* What to produce:
Put the lines of the listing below into a numbered list, starting with the line that contains "annotation-betaine-line1: [2,2’-2H2]- <box>1282" and going on through the line that contains "cho-leader <box>764 263 1247 509</box>". Include both of those lines and leave out any blank lines.

* Extracted material:
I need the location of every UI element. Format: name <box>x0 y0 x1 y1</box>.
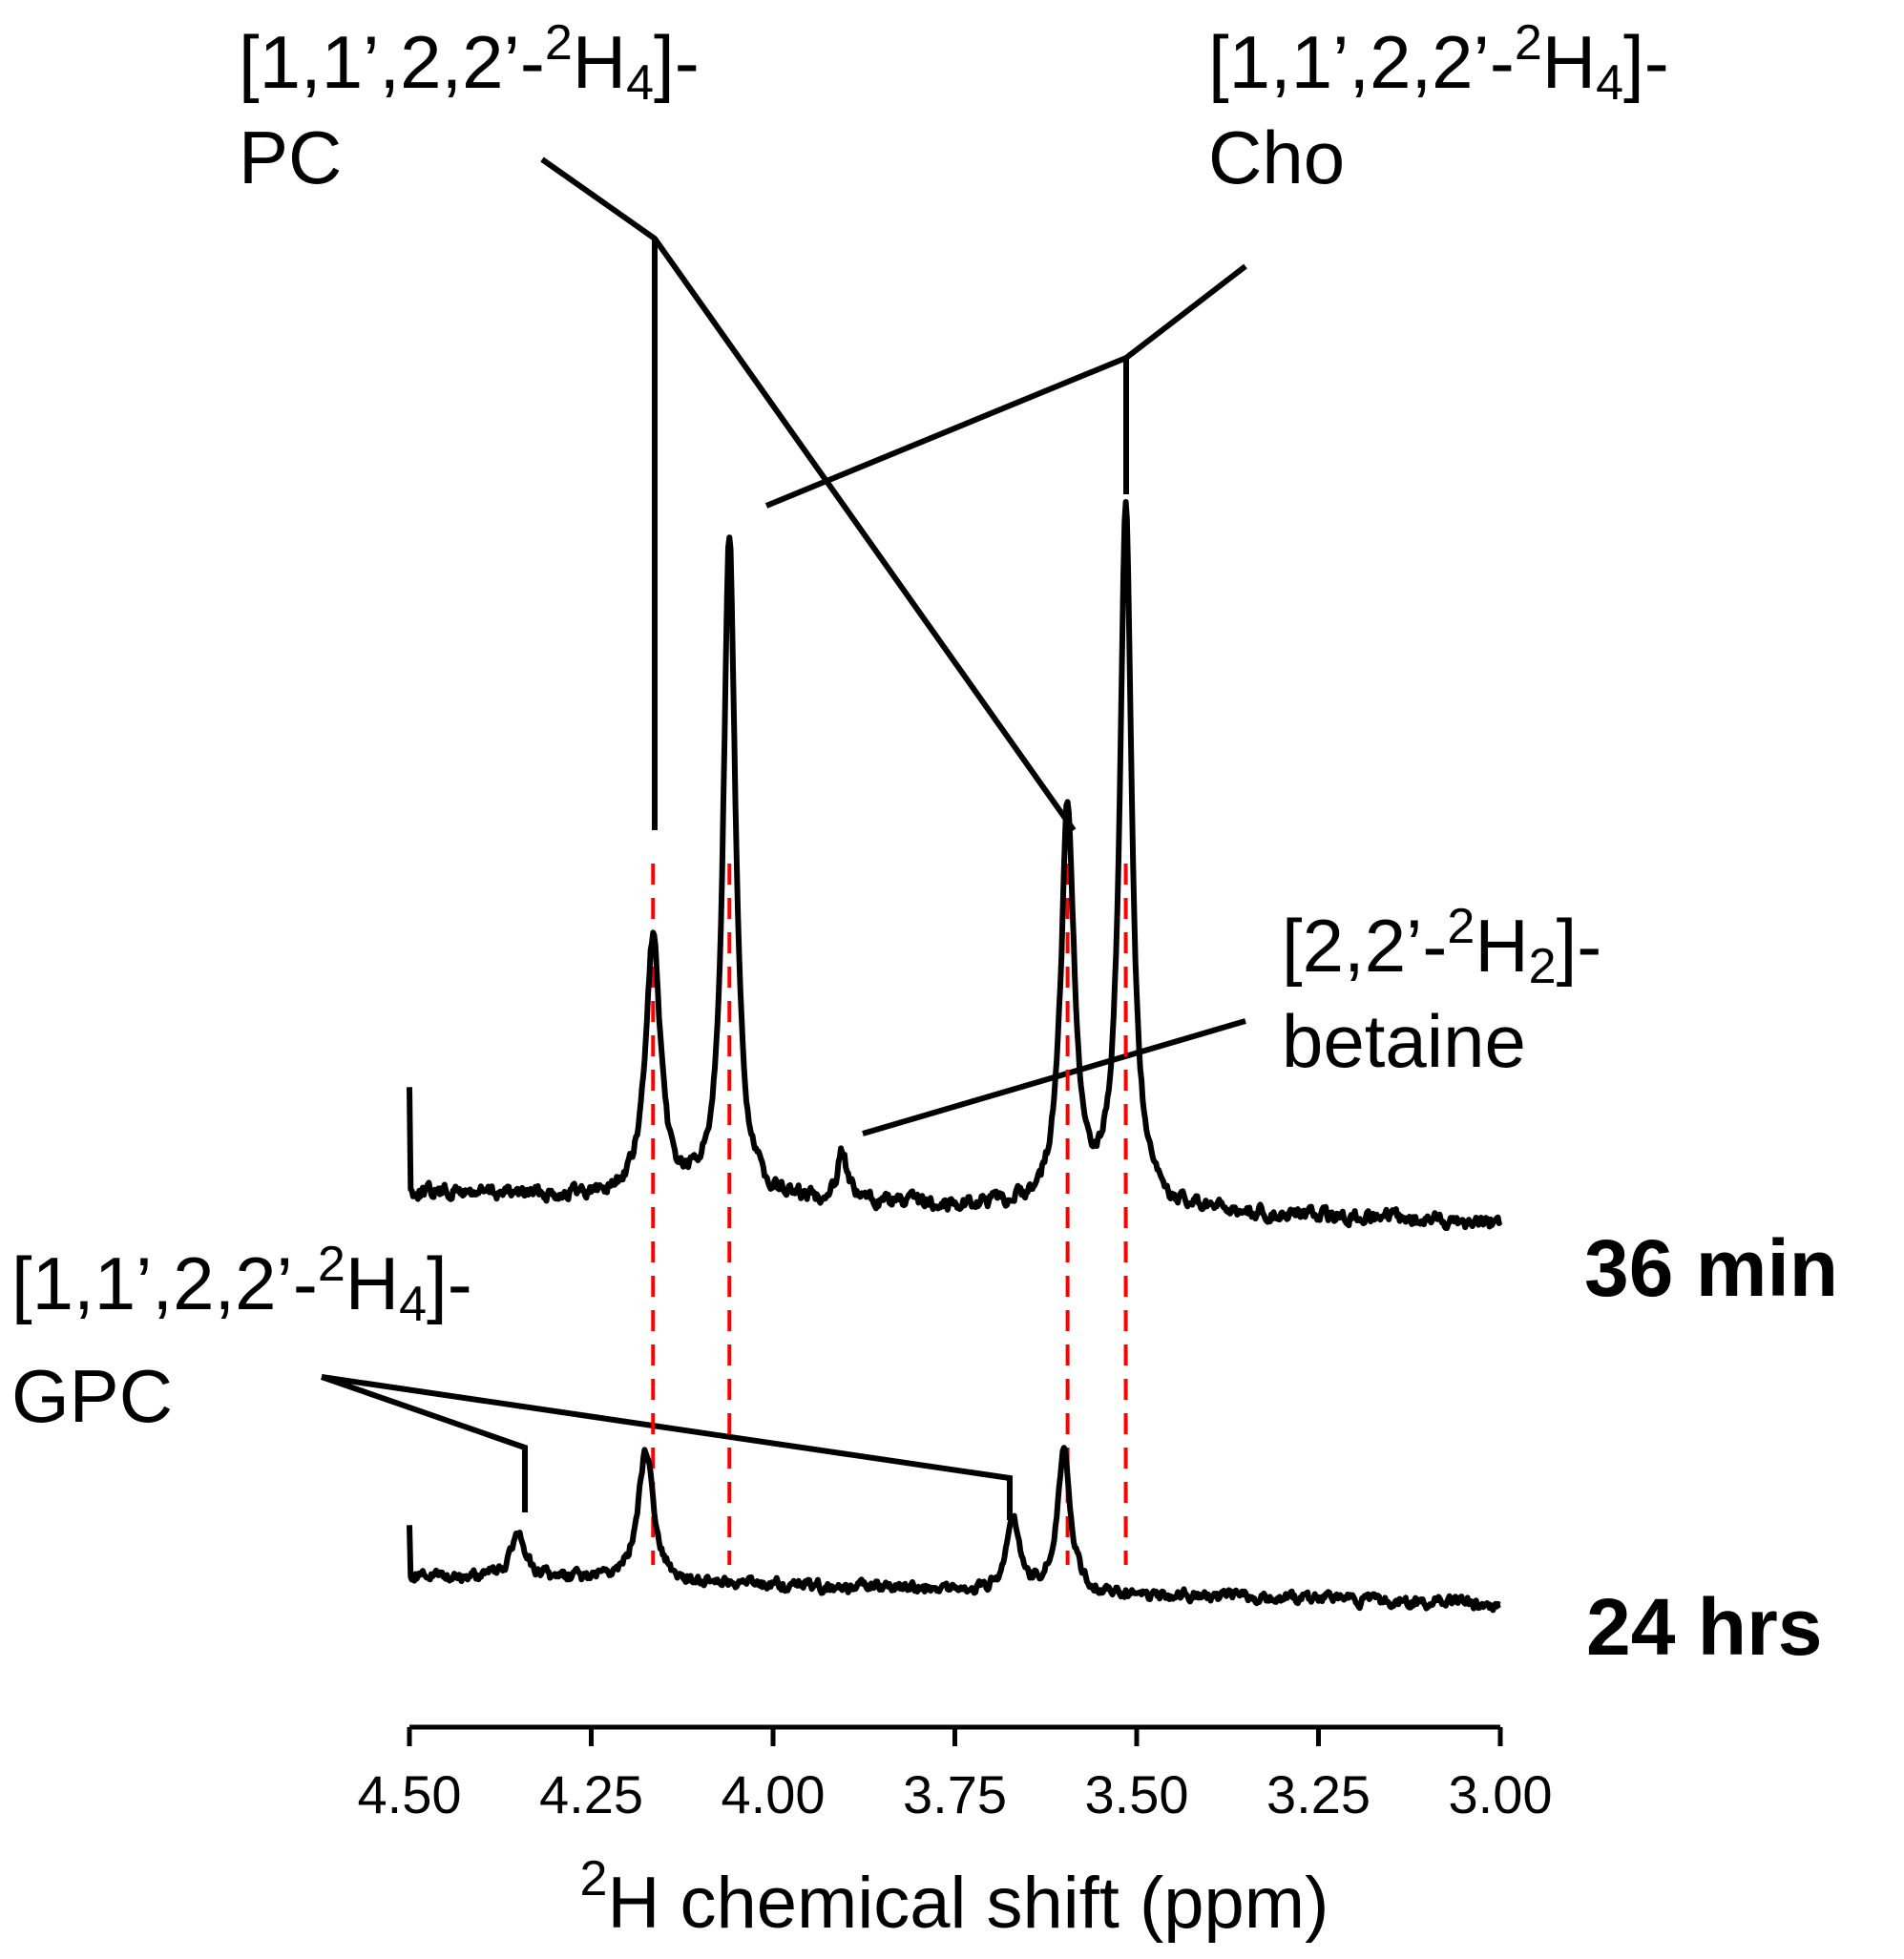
annotation-betaine-line1: [2,2’-2H2]- <box>1282 899 1601 994</box>
spectra <box>407 499 1503 1614</box>
x-axis-title: 2H chemical shift (ppm) <box>580 1851 1329 1944</box>
x-tick-label: 4.25 <box>539 1764 643 1824</box>
annotation-cho-line1: [1,1’,2,2’-2H4]- <box>1208 15 1669 111</box>
annotation-cho-line2: Cho <box>1208 115 1345 199</box>
gpc-leader-right <box>321 1374 1013 1520</box>
reference-lines <box>651 864 1128 1565</box>
trace-label-36min: 36 min <box>1584 1223 1838 1313</box>
x-tick-label: 4.00 <box>722 1764 826 1824</box>
spectrum-trace-36min <box>407 499 1503 1231</box>
annotation-pc-line1: [1,1’,2,2’-2H4]- <box>239 15 700 111</box>
cho-leader <box>764 263 1247 509</box>
annotation-gpc-line1: [1,1’,2,2’-2H4]- <box>11 1237 472 1332</box>
pc-leader <box>540 156 1077 832</box>
x-tick-label: 3.25 <box>1266 1764 1370 1824</box>
trace-label-24hrs: 24 hrs <box>1586 1582 1823 1672</box>
spectrum-trace-24hrs <box>407 1445 1502 1614</box>
x-axis-title-text: H chemical shift (ppm) <box>607 1863 1329 1944</box>
annotation-gpc-line2: GPC <box>11 1354 173 1438</box>
x-axis: 4.50 4.25 4.00 3.75 3.50 3.25 3.00 <box>358 1724 1553 1824</box>
gpc-leader <box>321 1374 528 1512</box>
x-axis-title-sup: 2 <box>580 1851 608 1907</box>
x-tick-label: 3.00 <box>1449 1764 1553 1824</box>
x-tick-label: 3.50 <box>1085 1764 1189 1824</box>
x-tick-label: 4.50 <box>358 1764 462 1824</box>
x-tick-label: 3.75 <box>903 1764 1007 1824</box>
annotation-betaine-line2: betaine <box>1282 999 1526 1083</box>
annotation-pc-line2: PC <box>239 115 342 199</box>
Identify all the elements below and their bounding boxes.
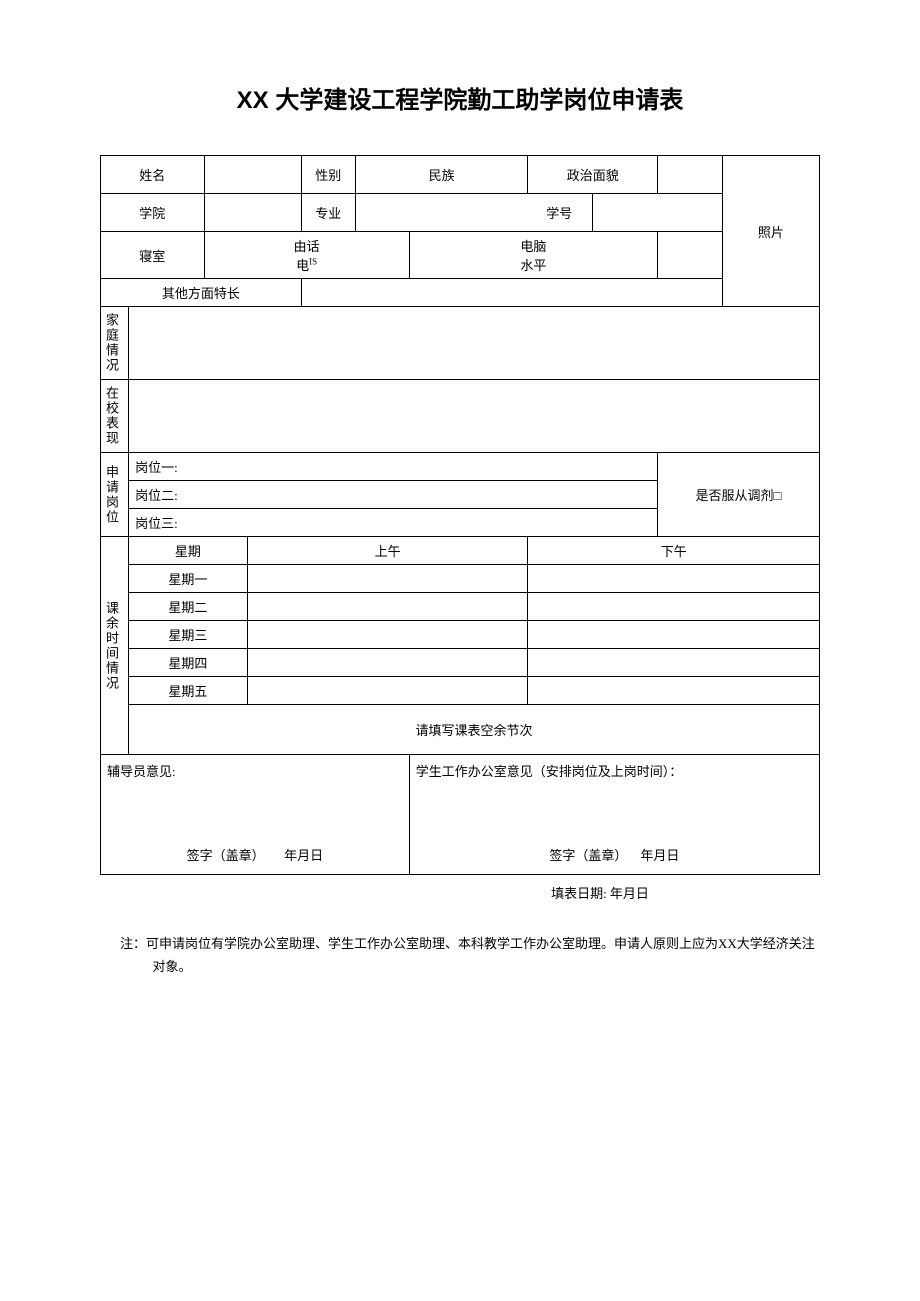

* The solution:
1. annotation-betaine-line1: [2,2’-2H2]- <box>1282 899 1601 994</box>
2. spectra <box>407 499 1503 1614</box>
3. x-axis-title: 2H chemical shift (ppm) <box>580 1851 1329 1944</box>
4. x-tick-label: 4.25 <box>539 1764 643 1824</box>
5. annotation-cho-line1: [1,1’,2,2’-2H4]- <box>1208 15 1669 111</box>
6. annotation-cho-line2: Cho <box>1208 115 1345 199</box>
7. gpc-leader-right <box>321 1374 1013 1520</box>
8. reference-lines <box>651 864 1128 1565</box>
9. trace-label-36min: 36 min <box>1584 1223 1838 1313</box>
10. x-tick-label: 4.00 <box>722 1764 826 1824</box>
11. spectrum-trace-36min <box>407 499 1503 1231</box>
12. annotation-pc-line1: [1,1’,2,2’-2H4]- <box>239 15 700 111</box>
13. cho-leader <box>764 263 1247 509</box>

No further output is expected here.